### DIRECTIONS
Write out the records beneath this line exactly as they appear, minus any images.
Start SOURCE DATA
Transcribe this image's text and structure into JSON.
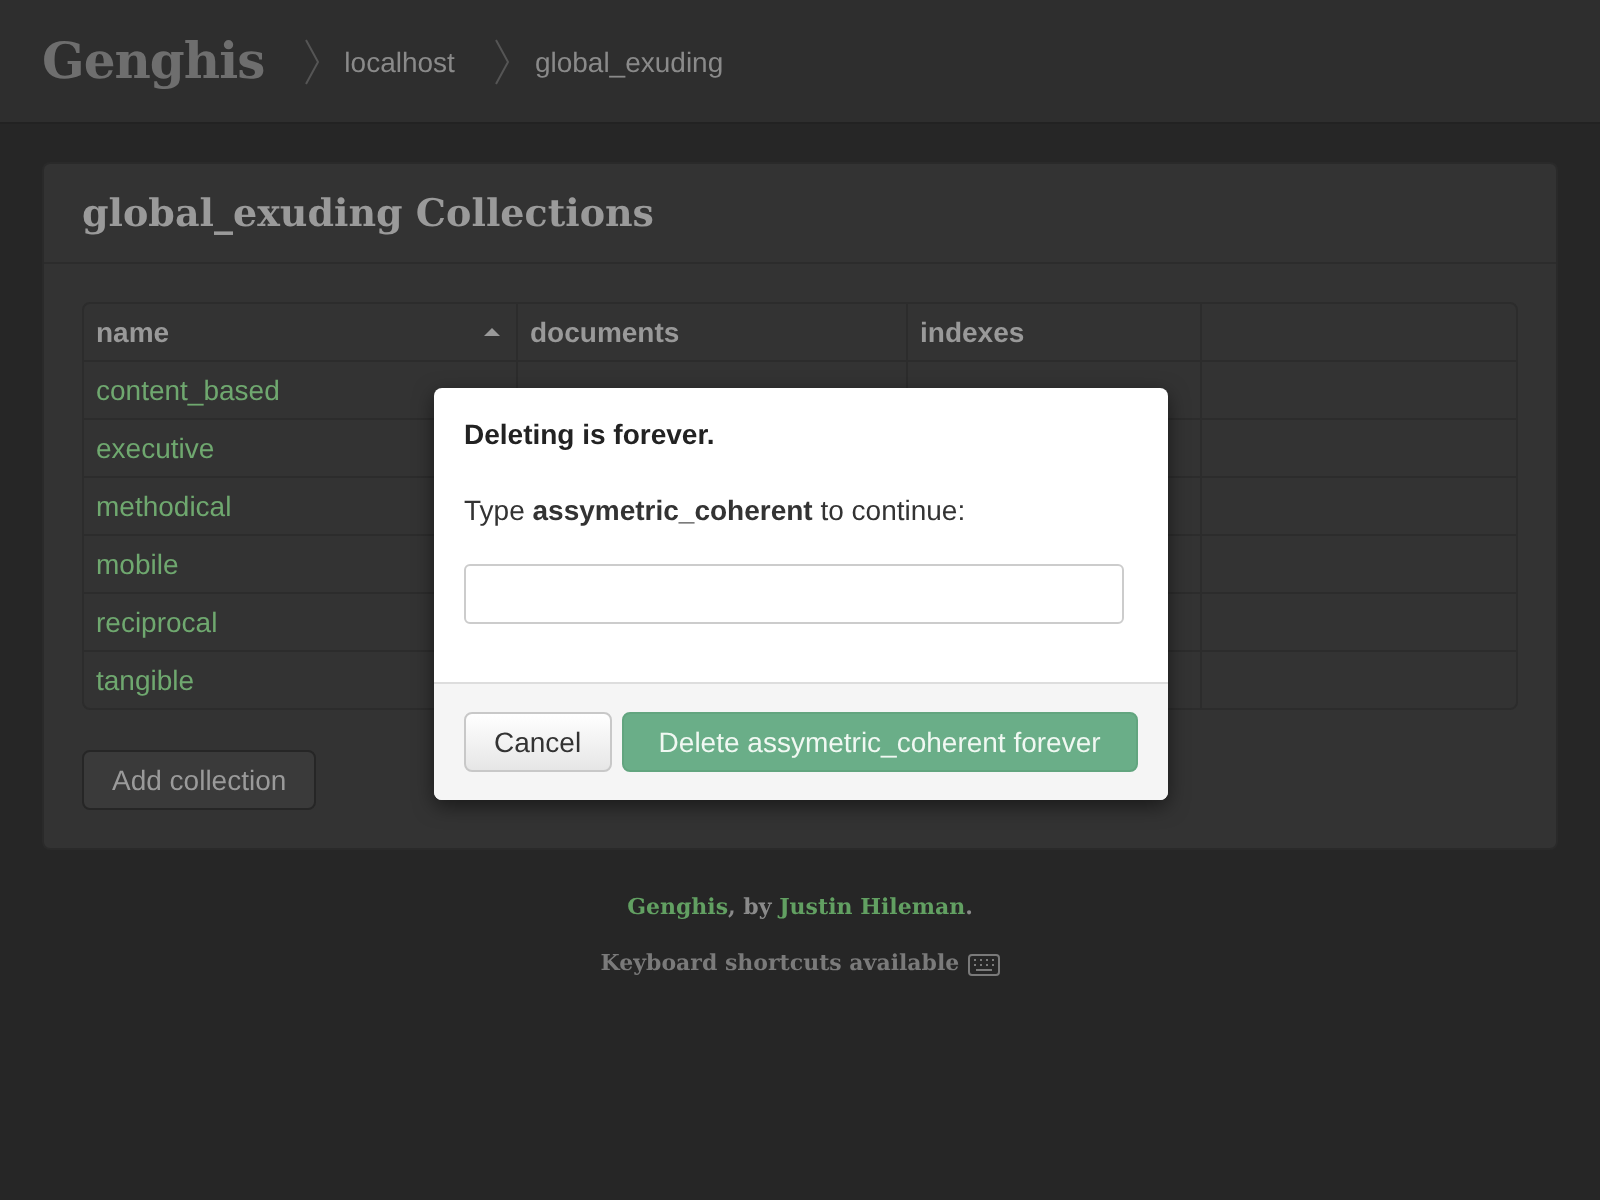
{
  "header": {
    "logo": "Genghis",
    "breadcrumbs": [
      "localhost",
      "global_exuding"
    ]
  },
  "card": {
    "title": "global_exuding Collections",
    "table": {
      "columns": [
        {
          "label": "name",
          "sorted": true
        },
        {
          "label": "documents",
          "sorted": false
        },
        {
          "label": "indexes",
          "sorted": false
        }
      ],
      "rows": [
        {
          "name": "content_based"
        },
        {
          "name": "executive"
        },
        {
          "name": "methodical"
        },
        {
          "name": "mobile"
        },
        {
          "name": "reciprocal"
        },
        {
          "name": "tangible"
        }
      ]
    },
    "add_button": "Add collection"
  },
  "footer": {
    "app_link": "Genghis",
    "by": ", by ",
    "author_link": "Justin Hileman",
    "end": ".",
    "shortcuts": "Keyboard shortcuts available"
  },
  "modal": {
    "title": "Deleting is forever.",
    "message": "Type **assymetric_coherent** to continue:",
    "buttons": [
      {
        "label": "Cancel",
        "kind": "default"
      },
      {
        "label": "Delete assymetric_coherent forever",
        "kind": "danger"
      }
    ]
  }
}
End SOURCE DATA
### SOLUTION TO THIS PROBLEM
Transcribe this image's text and structure into JSON.
{
  "header": {
    "logo": "Genghis",
    "breadcrumbs": [
      "localhost",
      "global_exuding"
    ]
  },
  "card": {
    "title": "global_exuding Collections",
    "table": {
      "columns": [
        {
          "label": "name",
          "sorted": true
        },
        {
          "label": "documents",
          "sorted": false
        },
        {
          "label": "indexes",
          "sorted": false
        }
      ],
      "rows": [
        {
          "name": "content_based"
        },
        {
          "name": "executive"
        },
        {
          "name": "methodical"
        },
        {
          "name": "mobile"
        },
        {
          "name": "reciprocal"
        },
        {
          "name": "tangible"
        }
      ]
    },
    "add_button": "Add collection"
  },
  "footer": {
    "app_link": "Genghis",
    "by": ", by ",
    "author_link": "Justin Hileman",
    "end": ".",
    "shortcuts": "Keyboard shortcuts available"
  },
  "modal": {
    "title": "Deleting is forever.",
    "message": "Type **assymetric_coherent** to continue:",
    "buttons": [
      {
        "label": "Cancel",
        "kind": "default"
      },
      {
        "label": "Delete assymetric_coherent forever",
        "kind": "danger"
      }
    ]
  }
}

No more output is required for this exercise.